▶ [PROBLEM DETAILS]:
Retype each record shown below, leaving every character as it is.

▶ [INPUT RECORDS]:
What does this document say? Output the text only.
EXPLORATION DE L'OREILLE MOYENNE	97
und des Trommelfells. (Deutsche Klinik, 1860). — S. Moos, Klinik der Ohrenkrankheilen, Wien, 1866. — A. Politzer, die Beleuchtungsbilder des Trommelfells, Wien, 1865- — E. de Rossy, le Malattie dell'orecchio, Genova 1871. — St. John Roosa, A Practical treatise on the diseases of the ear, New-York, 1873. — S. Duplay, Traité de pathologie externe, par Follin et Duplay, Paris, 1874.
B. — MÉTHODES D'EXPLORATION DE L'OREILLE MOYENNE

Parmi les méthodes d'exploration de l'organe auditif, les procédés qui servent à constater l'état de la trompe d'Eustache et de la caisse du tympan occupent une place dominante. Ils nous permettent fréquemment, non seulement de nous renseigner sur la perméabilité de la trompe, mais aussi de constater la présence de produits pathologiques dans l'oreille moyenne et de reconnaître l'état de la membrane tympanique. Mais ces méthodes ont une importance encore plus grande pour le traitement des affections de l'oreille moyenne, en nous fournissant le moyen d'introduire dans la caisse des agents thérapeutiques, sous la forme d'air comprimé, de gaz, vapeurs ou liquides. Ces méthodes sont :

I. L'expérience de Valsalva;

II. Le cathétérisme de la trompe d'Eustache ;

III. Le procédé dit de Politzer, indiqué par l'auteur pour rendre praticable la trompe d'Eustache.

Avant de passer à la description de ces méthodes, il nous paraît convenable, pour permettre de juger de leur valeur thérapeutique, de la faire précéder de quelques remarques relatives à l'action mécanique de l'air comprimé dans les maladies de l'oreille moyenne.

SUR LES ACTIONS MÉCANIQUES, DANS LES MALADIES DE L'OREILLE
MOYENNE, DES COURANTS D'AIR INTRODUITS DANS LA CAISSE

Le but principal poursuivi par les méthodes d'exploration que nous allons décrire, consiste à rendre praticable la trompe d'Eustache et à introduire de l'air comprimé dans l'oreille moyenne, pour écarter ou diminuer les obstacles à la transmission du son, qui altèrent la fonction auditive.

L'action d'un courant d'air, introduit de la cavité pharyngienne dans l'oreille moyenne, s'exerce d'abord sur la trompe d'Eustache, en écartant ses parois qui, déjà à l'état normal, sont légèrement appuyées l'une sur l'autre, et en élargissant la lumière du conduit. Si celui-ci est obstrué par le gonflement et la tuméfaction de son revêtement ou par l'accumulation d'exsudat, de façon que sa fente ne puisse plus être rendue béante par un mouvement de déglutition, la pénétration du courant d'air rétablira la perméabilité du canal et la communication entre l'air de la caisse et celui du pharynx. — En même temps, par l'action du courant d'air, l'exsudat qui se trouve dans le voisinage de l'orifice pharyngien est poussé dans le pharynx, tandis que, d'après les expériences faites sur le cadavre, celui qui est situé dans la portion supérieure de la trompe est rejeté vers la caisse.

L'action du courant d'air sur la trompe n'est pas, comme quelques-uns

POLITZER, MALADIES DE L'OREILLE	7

▶ [TASK OUTPUT]:
What does this document say? Output the text only.
EXPLORATION DE L'OREILLE MOYENNE	97
und des Trommelfells. (Deutsche Klinik, 1860). — S. Moos, Klinik der Ohrenkrankheilen, Wien, 1866. — A. Politzer, die Beleuchtungsbilder des Trommelfells, Wien, 1865- — E. de Rossy, le Malattie dell'orecchio, Genova 1871. — St. John Roosa, A Practical treatise on the diseases of the ear, New-York, 1873. — S. Duplay, Traité de pathologie externe, par Follin et Duplay, Paris, 1874.
B. — MÉTHODES D'EXPLORATION DE L'OREILLE MOYENNE

Parmi les méthodes d'exploration de l'organe auditif, les procédés qui servent à constater l'état de la trompe d'Eustache et de la caisse du tympan occupent une place dominante. Ils nous permettent fréquemment, non seulement de nous renseigner sur la perméabilité de la trompe, mais aussi de constater la présence de produits pathologiques dans l'oreille moyenne et de reconnaître l'état de la membrane tympanique. Mais ces méthodes ont une importance encore plus grande pour le traitement des affections de l'oreille moyenne, en nous fournissant le moyen d'introduire dans la caisse des agents thérapeutiques, sous la forme d'air comprimé, de gaz, vapeurs ou liquides. Ces méthodes sont :

I. L'expérience de Valsalva;

II. Le cathétérisme de la trompe d'Eustache ;

III. Le procédé dit de Politzer, indiqué par l'auteur pour rendre praticable la trompe d'Eustache.

Avant de passer à la description de ces méthodes, il nous paraît convenable, pour permettre de juger de leur valeur thérapeutique, de la faire précéder de quelques remarques relatives à l'action mécanique de l'air comprimé dans les maladies de l'oreille moyenne.

SUR LES ACTIONS MÉCANIQUES, DANS LES MALADIES DE L'OREILLE
MOYENNE, DES COURANTS D'AIR INTRODUITS DANS LA CAISSE

Le but principal poursuivi par les méthodes d'exploration que nous allons décrire, consiste à rendre praticable la trompe d'Eustache et à introduire de l'air comprimé dans l'oreille moyenne, pour écarter ou diminuer les obstacles à la transmission du son, qui altèrent la fonction auditive.

L'action d'un courant d'air, introduit de la cavité pharyngienne dans l'oreille moyenne, s'exerce d'abord sur la trompe d'Eustache, en écartant ses parois qui, déjà à l'état normal, sont légèrement appuyées l'une sur l'autre, et en élargissant la lumière du conduit. Si celui-ci est obstrué par le gonflement et la tuméfaction de son revêtement ou par l'accumulation d'exsudat, de façon que sa fente ne puisse plus être rendue béante par un mouvement de déglutition, la pénétration du courant d'air rétablira la perméabilité du canal et la communication entre l'air de la caisse et celui du pharynx. — En même temps, par l'action du courant d'air, l'exsudat qui se trouve dans le voisinage de l'orifice pharyngien est poussé dans le pharynx, tandis que, d'après les expériences faites sur le cadavre, celui qui est situé dans la portion supérieure de la trompe est rejeté vers la caisse.

L'action du courant d'air sur la trompe n'est pas, comme quelques-uns

POLITZER, MALADIES DE L'OREILLE	7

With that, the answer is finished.